───── Record excerpts ─────

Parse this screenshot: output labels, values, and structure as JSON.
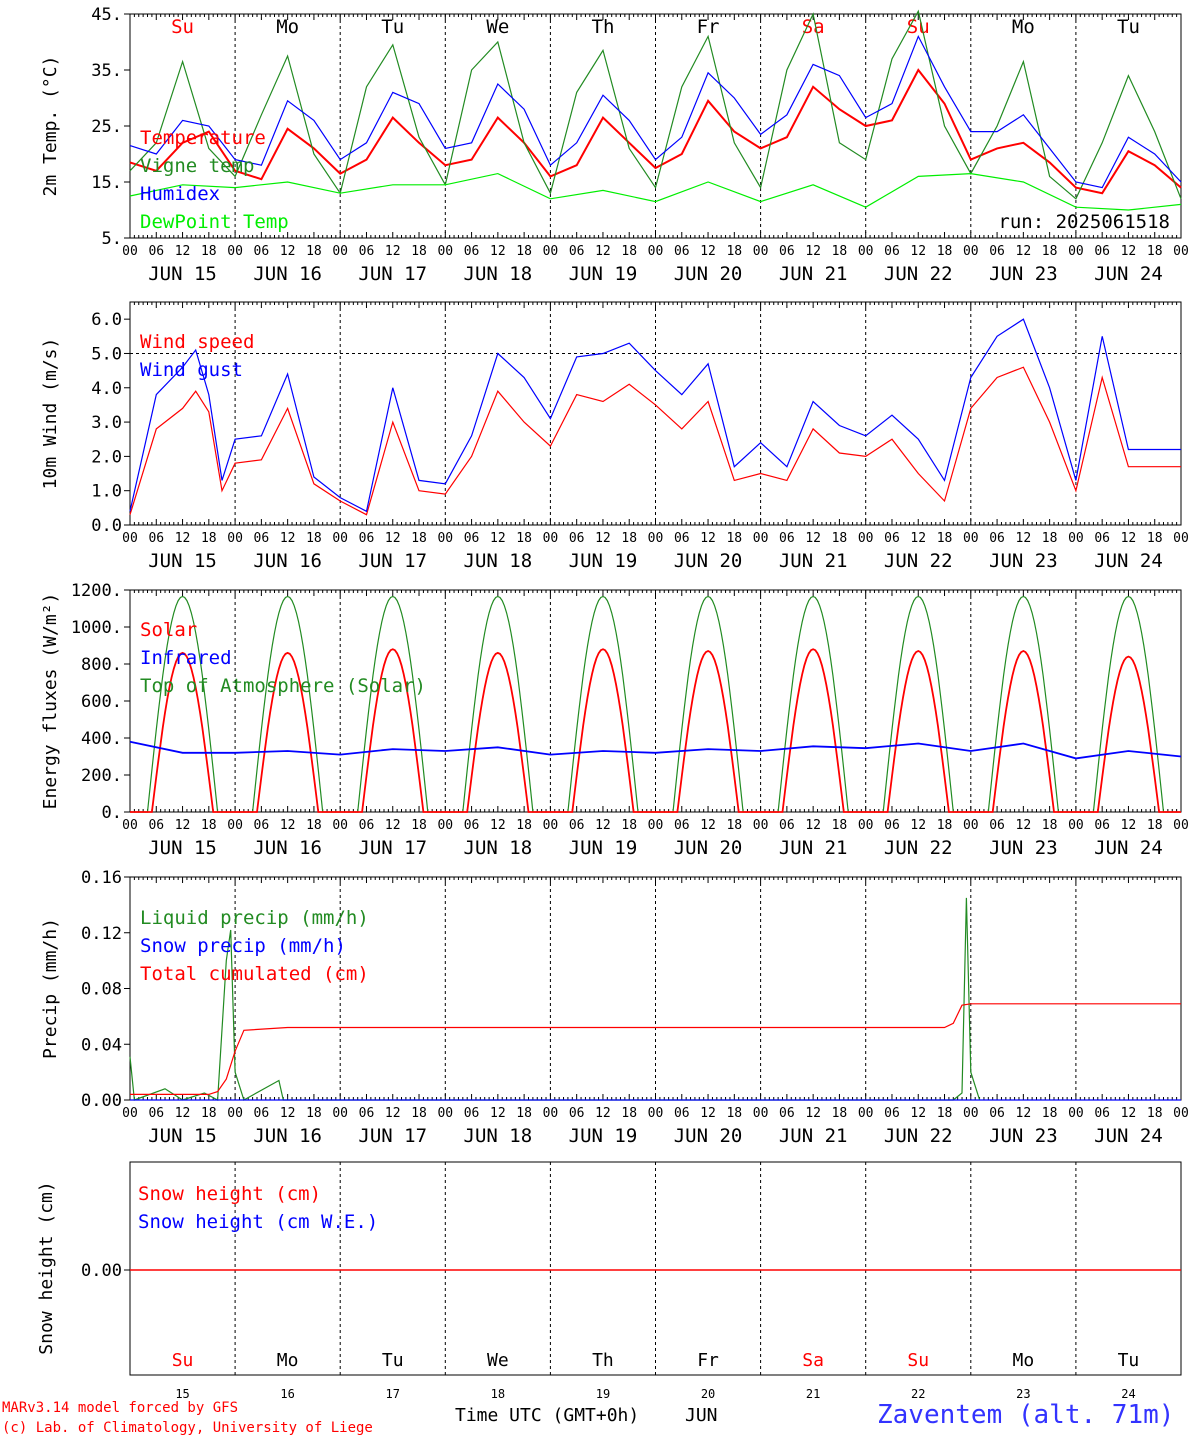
{
  "run_label": "run: 2025061518",
  "footer": {
    "credit1": "MARv3.14 model forced by GFS",
    "credit2": "(c) Lab. of Climatology, University of Liege",
    "xlabel": "Time UTC (GMT+0h)",
    "xunit": "JUN",
    "station": "Zaventem (alt. 71m)"
  },
  "day_names": [
    "Su",
    "Mo",
    "Tu",
    "We",
    "Th",
    "Fr",
    "Sa",
    "Su",
    "Mo",
    "Tu"
  ],
  "day_name_colors": [
    "#ff0000",
    "#000000",
    "#000000",
    "#000000",
    "#000000",
    "#000000",
    "#ff0000",
    "#ff0000",
    "#000000",
    "#000000"
  ],
  "date_labels": [
    "JUN 15",
    "JUN 16",
    "JUN 17",
    "JUN 18",
    "JUN 19",
    "JUN 20",
    "JUN 21",
    "JUN 22",
    "JUN 23",
    "JUN 24"
  ],
  "day_numbers": [
    "15",
    "16",
    "17",
    "18",
    "19",
    "20",
    "21",
    "22",
    "23",
    "24"
  ],
  "hour_ticks": [
    "00",
    "06",
    "12",
    "18"
  ],
  "chart_data": [
    {
      "type": "line",
      "ylabel": "2m Temp. (°C)",
      "ylim": [
        5,
        45
      ],
      "yticks": [
        "5.",
        "15.",
        "25.",
        "35.",
        "45."
      ],
      "x_hours_from": "2025-06-15T00:00Z",
      "series": [
        {
          "name": "Temperature",
          "color": "#ff0000",
          "x": [
            0,
            6,
            12,
            18,
            24,
            30,
            36,
            42,
            48,
            54,
            60,
            66,
            72,
            78,
            84,
            90,
            96,
            102,
            108,
            114,
            120,
            126,
            132,
            138,
            144,
            150,
            156,
            162,
            168,
            174,
            180,
            186,
            192,
            198,
            204,
            210,
            216,
            222,
            228,
            234,
            240
          ],
          "values": [
            18.5,
            17,
            22,
            24,
            17,
            15.5,
            24.5,
            21,
            16.5,
            19,
            26.5,
            22,
            18,
            19,
            26.5,
            22,
            16,
            18,
            26.5,
            22,
            17.5,
            20,
            29.5,
            24,
            21,
            23,
            32,
            28,
            25,
            26,
            35,
            29,
            19,
            21,
            22,
            18.5,
            14,
            13,
            20.5,
            18,
            14
          ]
        },
        {
          "name": "Vigne temp",
          "color": "#228b22",
          "x": [
            0,
            6,
            12,
            18,
            24,
            30,
            36,
            42,
            48,
            54,
            60,
            66,
            72,
            78,
            84,
            90,
            96,
            102,
            108,
            114,
            120,
            126,
            132,
            138,
            144,
            150,
            156,
            162,
            168,
            174,
            180,
            186,
            192,
            198,
            204,
            210,
            216,
            222,
            228,
            234,
            240
          ],
          "values": [
            17,
            22,
            36.5,
            21,
            16,
            27,
            37.5,
            20,
            13,
            32,
            39.5,
            23,
            14.5,
            35,
            40,
            22,
            13,
            31,
            38.5,
            21,
            14,
            32,
            41,
            22,
            14,
            35,
            45,
            22,
            19,
            37,
            45.5,
            25,
            16.5,
            25,
            36.5,
            16,
            12,
            22,
            34,
            24,
            12
          ]
        },
        {
          "name": "Humidex",
          "color": "#0000ff",
          "x": [
            0,
            6,
            12,
            18,
            24,
            30,
            36,
            42,
            48,
            54,
            60,
            66,
            72,
            78,
            84,
            90,
            96,
            102,
            108,
            114,
            120,
            126,
            132,
            138,
            144,
            150,
            156,
            162,
            168,
            174,
            180,
            186,
            192,
            198,
            204,
            210,
            216,
            222,
            228,
            234,
            240
          ],
          "values": [
            21.5,
            20,
            26,
            25,
            19,
            18,
            29.5,
            26,
            19,
            22,
            31,
            29,
            21,
            22,
            32.5,
            28,
            18,
            22,
            30.5,
            26,
            19,
            23,
            34.5,
            30,
            23.5,
            27,
            36,
            34,
            26.5,
            29,
            41,
            32,
            24,
            24,
            27,
            21,
            15,
            14,
            23,
            20,
            15
          ]
        },
        {
          "name": "DewPoint Temp",
          "color": "#00ee00",
          "x": [
            0,
            12,
            24,
            36,
            48,
            60,
            72,
            84,
            96,
            108,
            120,
            132,
            144,
            156,
            168,
            180,
            192,
            204,
            216,
            228,
            240
          ],
          "values": [
            12.5,
            14.5,
            14,
            15,
            13,
            14.5,
            14.5,
            16.5,
            12,
            13.5,
            11.5,
            15,
            11.5,
            14.5,
            10.5,
            16,
            16.5,
            15,
            10.5,
            10,
            11
          ]
        }
      ]
    },
    {
      "type": "line",
      "ylabel": "10m Wind (m/s)",
      "ylim": [
        0,
        6.5
      ],
      "yticks": [
        "0.0",
        "1.0",
        "2.0",
        "3.0",
        "4.0",
        "5.0",
        "6.0"
      ],
      "ref_line": 5.0,
      "x_hours_from": "2025-06-15T00:00Z",
      "series": [
        {
          "name": "Wind speed",
          "color": "#ff0000",
          "x": [
            0,
            6,
            12,
            15,
            18,
            21,
            24,
            30,
            36,
            42,
            48,
            54,
            60,
            66,
            72,
            78,
            84,
            90,
            96,
            102,
            108,
            114,
            120,
            126,
            132,
            138,
            144,
            150,
            156,
            162,
            168,
            174,
            180,
            186,
            192,
            198,
            204,
            210,
            216,
            222,
            228,
            234,
            240
          ],
          "values": [
            0.3,
            2.8,
            3.4,
            3.9,
            3.3,
            1.0,
            1.8,
            1.9,
            3.4,
            1.2,
            0.7,
            0.3,
            3.0,
            1.0,
            0.9,
            2.0,
            3.9,
            3.0,
            2.3,
            3.8,
            3.6,
            4.1,
            3.5,
            2.8,
            3.6,
            1.3,
            1.5,
            1.3,
            2.8,
            2.1,
            2.0,
            2.5,
            1.5,
            0.7,
            3.4,
            4.3,
            4.6,
            3.0,
            1.0,
            4.3,
            1.7,
            1.7,
            1.7
          ]
        },
        {
          "name": "Wind gust",
          "color": "#0000ff",
          "x": [
            0,
            6,
            12,
            15,
            18,
            21,
            24,
            30,
            36,
            42,
            48,
            54,
            60,
            66,
            72,
            78,
            84,
            90,
            96,
            102,
            108,
            114,
            120,
            126,
            132,
            138,
            144,
            150,
            156,
            162,
            168,
            174,
            180,
            186,
            192,
            198,
            204,
            210,
            216,
            222,
            228,
            234,
            240
          ],
          "values": [
            0.4,
            3.8,
            4.6,
            5.1,
            3.8,
            1.3,
            2.5,
            2.6,
            4.4,
            1.4,
            0.8,
            0.4,
            4.0,
            1.3,
            1.2,
            2.6,
            5.0,
            4.3,
            3.1,
            4.9,
            5.0,
            5.3,
            4.5,
            3.8,
            4.7,
            1.7,
            2.4,
            1.7,
            3.6,
            2.9,
            2.6,
            3.2,
            2.5,
            1.3,
            4.3,
            5.5,
            6.0,
            4.0,
            1.3,
            5.5,
            2.2,
            2.2,
            2.2
          ]
        }
      ]
    },
    {
      "type": "line",
      "ylabel": "Energy fluxes (W/m²)",
      "ylim": [
        0,
        1200
      ],
      "yticks": [
        "0.",
        "200.",
        "400.",
        "600.",
        "800.",
        "1000.",
        "1200."
      ],
      "x_hours_from": "2025-06-15T00:00Z",
      "series": [
        {
          "name": "Solar",
          "color": "#ff0000",
          "peak_values": [
            860,
            860,
            880,
            860,
            880,
            870,
            880,
            870,
            870,
            840
          ]
        },
        {
          "name": "Infrared",
          "color": "#0000ff",
          "x": [
            0,
            12,
            24,
            36,
            48,
            60,
            72,
            84,
            96,
            108,
            120,
            132,
            144,
            156,
            168,
            180,
            192,
            204,
            216,
            228,
            240
          ],
          "values": [
            380,
            320,
            320,
            330,
            310,
            340,
            330,
            350,
            310,
            330,
            320,
            340,
            330,
            355,
            345,
            370,
            330,
            370,
            290,
            330,
            300
          ]
        },
        {
          "name": "Top of Atmosphere (Solar)",
          "color": "#228b22",
          "peak_value": 1165
        }
      ]
    },
    {
      "type": "line",
      "ylabel": "Precip (mm/h)",
      "ylim": [
        0,
        0.16
      ],
      "yticks": [
        "0.00",
        "0.04",
        "0.08",
        "0.12",
        "0.16"
      ],
      "x_hours_from": "2025-06-15T00:00Z",
      "series": [
        {
          "name": "Liquid precip (mm/h)",
          "color": "#228b22",
          "x": [
            0,
            1,
            8,
            12,
            17,
            20,
            22,
            23,
            24,
            26,
            34,
            35,
            36,
            188,
            190,
            191,
            192,
            194
          ],
          "values": [
            0.031,
            0.0,
            0.008,
            0.0,
            0.005,
            0.0,
            0.1,
            0.122,
            0.02,
            0.0,
            0.014,
            0.0,
            0.0,
            0.0,
            0.005,
            0.145,
            0.02,
            0.0
          ]
        },
        {
          "name": "Snow precip (mm/h)",
          "color": "#0000ff",
          "x": [
            0,
            240
          ],
          "values": [
            0,
            0
          ]
        },
        {
          "name": "Total cumulated (cm)",
          "color": "#ff0000",
          "x": [
            0,
            18,
            20,
            22,
            24,
            26,
            36,
            186,
            188,
            190,
            192,
            240
          ],
          "values": [
            0.004,
            0.004,
            0.006,
            0.015,
            0.035,
            0.05,
            0.052,
            0.052,
            0.055,
            0.068,
            0.069,
            0.069
          ]
        }
      ]
    },
    {
      "type": "line",
      "ylabel": "Snow height (cm)",
      "ytick": "0.00",
      "series": [
        {
          "name": "Snow height (cm)",
          "color": "#ff0000",
          "x": [
            0,
            240
          ],
          "values": [
            0,
            0
          ]
        },
        {
          "name": "Snow height (cm W.E.)",
          "color": "#0000ff",
          "x": [
            0,
            240
          ],
          "values": [
            0,
            0
          ]
        }
      ]
    }
  ]
}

─────

In the listing above, find the lines holding the word "Snow" and copy them.

          "name": "Snow precip (mm/h)",
      "ylabel": "Snow height (cm)",
          "name": "Snow height (cm)",
          "name": "Snow height (cm W.E.)",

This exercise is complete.